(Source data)
* Start *

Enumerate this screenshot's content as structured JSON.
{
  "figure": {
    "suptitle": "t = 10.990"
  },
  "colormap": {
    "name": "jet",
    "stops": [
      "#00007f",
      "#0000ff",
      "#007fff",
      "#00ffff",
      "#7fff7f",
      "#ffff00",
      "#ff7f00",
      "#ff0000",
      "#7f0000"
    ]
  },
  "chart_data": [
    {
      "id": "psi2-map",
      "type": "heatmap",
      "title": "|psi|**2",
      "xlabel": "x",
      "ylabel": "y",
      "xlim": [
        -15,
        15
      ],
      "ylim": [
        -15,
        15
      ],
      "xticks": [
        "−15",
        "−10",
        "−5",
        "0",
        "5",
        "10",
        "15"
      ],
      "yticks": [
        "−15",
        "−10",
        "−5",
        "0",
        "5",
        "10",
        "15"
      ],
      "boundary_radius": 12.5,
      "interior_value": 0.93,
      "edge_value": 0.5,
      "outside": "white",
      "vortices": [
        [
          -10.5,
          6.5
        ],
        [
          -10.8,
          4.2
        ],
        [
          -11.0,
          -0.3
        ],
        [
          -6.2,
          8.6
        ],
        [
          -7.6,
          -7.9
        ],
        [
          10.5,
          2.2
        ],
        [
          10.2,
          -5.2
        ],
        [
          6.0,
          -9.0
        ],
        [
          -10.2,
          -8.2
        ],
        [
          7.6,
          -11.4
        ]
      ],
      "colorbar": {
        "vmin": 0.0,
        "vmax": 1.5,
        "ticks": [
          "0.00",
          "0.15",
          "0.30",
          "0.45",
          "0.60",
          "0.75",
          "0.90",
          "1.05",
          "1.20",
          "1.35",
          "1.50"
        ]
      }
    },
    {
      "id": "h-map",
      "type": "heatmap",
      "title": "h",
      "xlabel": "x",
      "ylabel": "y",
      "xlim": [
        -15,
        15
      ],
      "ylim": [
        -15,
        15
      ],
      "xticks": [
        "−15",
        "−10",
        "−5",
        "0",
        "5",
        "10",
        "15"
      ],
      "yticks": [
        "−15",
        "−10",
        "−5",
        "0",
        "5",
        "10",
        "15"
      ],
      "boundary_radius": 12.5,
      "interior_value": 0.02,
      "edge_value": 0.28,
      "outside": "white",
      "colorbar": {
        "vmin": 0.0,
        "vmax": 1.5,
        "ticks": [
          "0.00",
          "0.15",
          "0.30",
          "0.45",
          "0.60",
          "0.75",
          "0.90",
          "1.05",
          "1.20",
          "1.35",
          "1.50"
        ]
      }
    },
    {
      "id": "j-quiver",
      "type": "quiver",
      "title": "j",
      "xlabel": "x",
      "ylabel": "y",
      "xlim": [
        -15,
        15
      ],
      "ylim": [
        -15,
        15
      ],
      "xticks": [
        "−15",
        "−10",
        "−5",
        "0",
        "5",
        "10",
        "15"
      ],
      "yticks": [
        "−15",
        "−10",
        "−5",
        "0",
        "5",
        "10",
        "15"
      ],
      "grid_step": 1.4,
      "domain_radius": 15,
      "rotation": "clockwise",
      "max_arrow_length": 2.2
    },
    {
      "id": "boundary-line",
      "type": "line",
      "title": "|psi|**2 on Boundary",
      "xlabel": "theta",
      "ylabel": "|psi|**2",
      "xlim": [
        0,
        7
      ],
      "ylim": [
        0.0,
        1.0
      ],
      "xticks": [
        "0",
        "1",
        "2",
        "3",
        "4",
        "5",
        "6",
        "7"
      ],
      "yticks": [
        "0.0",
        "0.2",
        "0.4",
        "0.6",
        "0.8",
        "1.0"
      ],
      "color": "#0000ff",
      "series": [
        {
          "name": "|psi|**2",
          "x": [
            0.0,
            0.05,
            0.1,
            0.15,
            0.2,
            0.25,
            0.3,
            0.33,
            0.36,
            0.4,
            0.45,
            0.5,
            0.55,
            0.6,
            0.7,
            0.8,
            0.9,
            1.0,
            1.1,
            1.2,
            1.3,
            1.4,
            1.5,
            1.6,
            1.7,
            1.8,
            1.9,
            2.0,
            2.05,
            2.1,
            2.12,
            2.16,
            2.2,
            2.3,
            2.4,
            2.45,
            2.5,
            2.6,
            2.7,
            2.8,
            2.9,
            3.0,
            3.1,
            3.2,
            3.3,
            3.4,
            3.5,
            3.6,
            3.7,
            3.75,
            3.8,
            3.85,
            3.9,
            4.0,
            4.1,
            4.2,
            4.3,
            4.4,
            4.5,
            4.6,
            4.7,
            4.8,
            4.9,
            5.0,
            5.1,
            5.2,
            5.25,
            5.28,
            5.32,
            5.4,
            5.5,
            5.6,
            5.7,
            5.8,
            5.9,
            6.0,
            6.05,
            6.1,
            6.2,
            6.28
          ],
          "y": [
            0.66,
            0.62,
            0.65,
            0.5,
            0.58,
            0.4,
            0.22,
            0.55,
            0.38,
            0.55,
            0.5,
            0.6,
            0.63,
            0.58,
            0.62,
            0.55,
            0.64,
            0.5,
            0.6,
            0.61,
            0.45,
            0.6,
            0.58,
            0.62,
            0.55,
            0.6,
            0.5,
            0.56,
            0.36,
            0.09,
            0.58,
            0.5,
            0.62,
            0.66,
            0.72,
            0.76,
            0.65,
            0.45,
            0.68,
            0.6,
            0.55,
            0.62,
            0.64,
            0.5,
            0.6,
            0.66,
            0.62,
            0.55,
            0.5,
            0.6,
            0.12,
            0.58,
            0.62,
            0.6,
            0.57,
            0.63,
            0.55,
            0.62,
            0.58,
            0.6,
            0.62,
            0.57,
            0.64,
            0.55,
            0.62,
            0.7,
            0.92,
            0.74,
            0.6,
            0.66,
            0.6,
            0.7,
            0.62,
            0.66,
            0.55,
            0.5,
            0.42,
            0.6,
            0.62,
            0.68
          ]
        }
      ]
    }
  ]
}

* End *

◆ **JOB**
Take each line containing the string "type" and copy it out.

◆ **FULL OUTPUT**
      "type": "heatmap",
      "type": "heatmap",
      "type": "quiver",
      "type": "line",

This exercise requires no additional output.